### BRIEF
Lines that contain "Fonts" are to be counted; give only their number.

### GIVEN DATA

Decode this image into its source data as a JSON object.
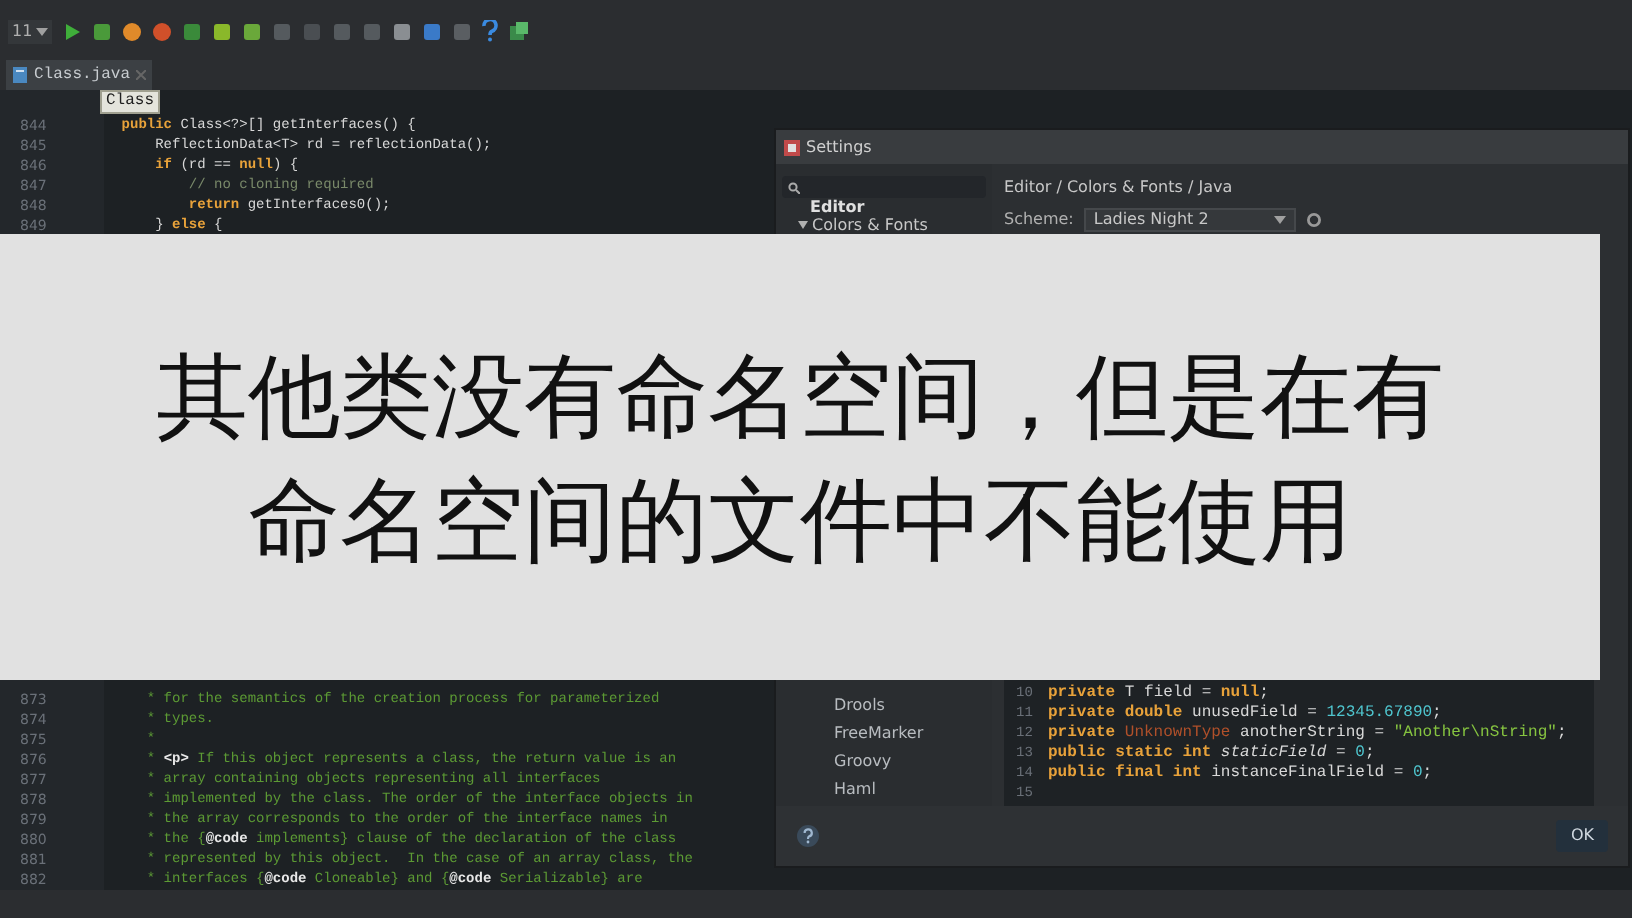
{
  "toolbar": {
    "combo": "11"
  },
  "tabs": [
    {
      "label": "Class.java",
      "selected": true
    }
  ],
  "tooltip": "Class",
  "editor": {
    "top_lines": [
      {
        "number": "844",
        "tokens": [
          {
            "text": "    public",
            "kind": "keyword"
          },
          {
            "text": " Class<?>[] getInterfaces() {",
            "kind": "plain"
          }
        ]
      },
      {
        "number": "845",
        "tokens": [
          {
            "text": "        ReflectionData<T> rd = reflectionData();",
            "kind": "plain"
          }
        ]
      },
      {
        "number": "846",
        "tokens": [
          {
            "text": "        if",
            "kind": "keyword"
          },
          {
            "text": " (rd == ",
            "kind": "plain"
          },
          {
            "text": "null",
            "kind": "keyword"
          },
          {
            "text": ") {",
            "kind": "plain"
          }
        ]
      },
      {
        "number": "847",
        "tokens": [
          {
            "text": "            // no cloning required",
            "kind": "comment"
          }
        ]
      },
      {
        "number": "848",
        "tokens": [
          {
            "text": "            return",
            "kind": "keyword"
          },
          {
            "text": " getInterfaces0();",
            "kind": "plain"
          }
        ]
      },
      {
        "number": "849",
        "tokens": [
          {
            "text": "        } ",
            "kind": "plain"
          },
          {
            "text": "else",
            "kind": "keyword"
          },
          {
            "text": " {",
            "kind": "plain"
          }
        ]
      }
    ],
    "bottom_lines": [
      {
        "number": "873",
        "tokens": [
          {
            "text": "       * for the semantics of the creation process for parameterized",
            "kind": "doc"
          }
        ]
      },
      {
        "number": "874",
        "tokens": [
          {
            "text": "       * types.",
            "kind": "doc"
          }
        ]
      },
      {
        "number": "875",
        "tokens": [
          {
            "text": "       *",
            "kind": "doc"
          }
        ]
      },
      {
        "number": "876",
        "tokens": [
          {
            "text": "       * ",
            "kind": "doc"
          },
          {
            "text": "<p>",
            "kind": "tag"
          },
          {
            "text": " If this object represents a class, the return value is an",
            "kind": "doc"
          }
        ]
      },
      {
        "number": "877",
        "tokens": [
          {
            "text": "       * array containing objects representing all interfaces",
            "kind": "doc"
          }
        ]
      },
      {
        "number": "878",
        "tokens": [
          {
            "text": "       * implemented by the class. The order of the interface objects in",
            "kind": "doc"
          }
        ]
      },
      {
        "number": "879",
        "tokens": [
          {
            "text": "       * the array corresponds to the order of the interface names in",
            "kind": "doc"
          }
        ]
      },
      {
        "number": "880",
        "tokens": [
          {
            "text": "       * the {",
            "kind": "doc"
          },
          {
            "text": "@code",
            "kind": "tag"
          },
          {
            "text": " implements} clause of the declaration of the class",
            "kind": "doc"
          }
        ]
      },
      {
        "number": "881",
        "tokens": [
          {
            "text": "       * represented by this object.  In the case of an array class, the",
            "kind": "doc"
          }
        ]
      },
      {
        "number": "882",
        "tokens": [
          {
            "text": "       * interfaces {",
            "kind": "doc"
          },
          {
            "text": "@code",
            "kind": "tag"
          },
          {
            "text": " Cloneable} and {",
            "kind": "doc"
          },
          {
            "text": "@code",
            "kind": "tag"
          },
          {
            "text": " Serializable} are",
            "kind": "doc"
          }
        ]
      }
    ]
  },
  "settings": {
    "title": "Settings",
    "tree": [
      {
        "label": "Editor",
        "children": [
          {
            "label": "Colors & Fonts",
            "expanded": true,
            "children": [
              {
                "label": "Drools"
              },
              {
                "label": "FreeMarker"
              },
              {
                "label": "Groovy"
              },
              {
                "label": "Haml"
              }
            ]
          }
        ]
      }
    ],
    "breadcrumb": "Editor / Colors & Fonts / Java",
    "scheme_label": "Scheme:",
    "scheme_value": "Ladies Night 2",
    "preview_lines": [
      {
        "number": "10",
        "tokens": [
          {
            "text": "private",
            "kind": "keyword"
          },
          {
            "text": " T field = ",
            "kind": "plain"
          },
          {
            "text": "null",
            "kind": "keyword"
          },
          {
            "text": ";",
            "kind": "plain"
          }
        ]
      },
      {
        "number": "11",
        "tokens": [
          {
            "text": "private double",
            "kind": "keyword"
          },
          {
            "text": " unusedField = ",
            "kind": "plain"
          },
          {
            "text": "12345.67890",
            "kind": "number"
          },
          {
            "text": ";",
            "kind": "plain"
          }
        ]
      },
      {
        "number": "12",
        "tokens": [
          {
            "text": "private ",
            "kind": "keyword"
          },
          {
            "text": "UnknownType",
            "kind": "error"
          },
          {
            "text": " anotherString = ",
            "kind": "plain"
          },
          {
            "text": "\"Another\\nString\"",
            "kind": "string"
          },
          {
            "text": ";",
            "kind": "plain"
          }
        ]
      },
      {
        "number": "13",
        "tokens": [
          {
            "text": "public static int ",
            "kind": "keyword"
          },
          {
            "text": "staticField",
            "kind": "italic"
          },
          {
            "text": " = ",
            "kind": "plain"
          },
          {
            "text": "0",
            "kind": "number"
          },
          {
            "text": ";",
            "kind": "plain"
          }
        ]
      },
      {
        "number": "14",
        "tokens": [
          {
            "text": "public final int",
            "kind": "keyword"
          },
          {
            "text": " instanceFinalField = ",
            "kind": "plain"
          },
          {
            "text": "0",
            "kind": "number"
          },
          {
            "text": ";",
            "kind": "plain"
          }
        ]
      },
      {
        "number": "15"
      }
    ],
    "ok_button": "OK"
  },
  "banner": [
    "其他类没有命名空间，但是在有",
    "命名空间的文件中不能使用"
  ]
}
* * *
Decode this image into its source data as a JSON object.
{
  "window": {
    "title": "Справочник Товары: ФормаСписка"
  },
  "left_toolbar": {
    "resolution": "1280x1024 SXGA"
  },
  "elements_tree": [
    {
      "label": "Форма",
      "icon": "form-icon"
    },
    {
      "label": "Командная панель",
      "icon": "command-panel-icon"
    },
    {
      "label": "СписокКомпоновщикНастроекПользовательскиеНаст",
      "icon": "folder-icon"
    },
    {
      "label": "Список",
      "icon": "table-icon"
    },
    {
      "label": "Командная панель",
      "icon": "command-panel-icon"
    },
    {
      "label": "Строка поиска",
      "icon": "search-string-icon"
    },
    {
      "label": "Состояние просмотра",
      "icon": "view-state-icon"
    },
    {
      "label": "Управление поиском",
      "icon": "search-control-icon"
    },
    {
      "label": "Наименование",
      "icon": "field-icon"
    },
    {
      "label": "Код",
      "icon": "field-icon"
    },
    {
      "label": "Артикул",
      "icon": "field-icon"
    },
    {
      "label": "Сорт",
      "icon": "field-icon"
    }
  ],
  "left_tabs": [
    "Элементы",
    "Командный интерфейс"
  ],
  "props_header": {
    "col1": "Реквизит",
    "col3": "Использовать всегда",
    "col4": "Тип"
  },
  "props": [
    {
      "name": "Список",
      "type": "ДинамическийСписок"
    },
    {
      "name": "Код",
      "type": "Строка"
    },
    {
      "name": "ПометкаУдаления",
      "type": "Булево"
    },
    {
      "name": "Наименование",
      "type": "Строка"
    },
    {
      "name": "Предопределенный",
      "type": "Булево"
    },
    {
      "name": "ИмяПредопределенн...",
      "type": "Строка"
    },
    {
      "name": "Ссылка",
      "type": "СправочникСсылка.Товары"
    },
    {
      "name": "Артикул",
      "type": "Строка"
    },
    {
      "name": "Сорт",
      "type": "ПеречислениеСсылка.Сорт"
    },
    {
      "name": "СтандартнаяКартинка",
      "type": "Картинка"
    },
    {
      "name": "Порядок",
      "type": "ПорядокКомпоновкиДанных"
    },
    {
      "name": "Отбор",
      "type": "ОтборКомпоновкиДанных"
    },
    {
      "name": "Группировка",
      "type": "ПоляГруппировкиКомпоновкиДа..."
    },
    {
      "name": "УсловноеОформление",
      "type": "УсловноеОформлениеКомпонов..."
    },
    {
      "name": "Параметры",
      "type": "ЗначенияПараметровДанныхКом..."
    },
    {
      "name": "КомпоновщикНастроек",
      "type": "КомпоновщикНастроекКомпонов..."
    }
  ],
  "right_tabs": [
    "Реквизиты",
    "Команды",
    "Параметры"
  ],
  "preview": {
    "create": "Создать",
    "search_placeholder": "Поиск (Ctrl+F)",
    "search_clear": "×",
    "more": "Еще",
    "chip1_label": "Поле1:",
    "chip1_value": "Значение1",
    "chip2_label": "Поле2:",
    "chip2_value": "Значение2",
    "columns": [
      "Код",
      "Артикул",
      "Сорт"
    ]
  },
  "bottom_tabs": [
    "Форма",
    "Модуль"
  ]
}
...
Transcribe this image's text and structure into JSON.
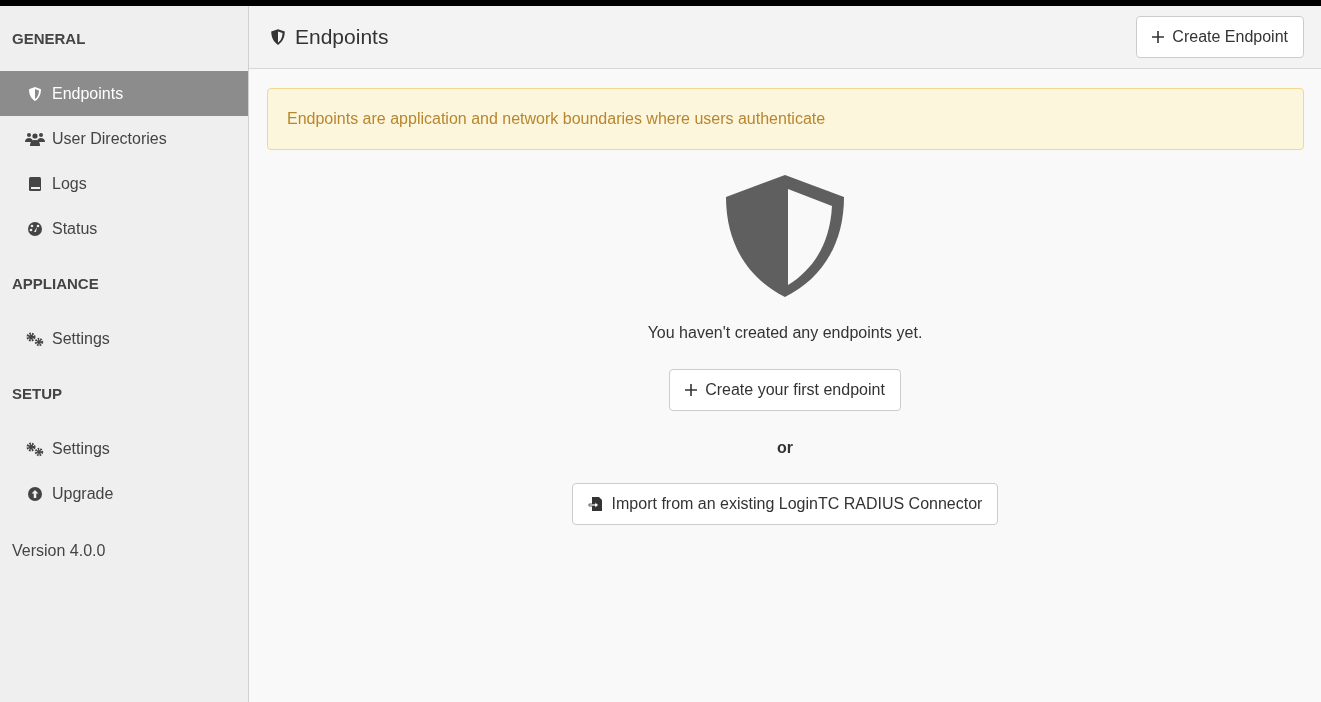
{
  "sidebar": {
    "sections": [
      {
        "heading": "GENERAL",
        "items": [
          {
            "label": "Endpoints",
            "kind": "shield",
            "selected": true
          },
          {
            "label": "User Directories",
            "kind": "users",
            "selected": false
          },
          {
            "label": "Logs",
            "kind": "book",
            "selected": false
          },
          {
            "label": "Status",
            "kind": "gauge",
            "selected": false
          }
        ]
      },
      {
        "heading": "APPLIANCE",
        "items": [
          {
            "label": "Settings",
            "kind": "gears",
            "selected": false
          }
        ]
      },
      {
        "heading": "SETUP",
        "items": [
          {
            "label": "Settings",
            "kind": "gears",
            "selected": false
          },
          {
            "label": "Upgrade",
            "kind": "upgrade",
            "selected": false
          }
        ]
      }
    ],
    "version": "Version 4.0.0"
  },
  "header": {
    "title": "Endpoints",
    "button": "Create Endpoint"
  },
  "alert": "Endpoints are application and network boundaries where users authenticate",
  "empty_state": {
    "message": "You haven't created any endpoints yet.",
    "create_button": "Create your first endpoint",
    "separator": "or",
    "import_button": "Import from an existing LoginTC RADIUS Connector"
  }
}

### RESPONSE TO THE EXERCISE
2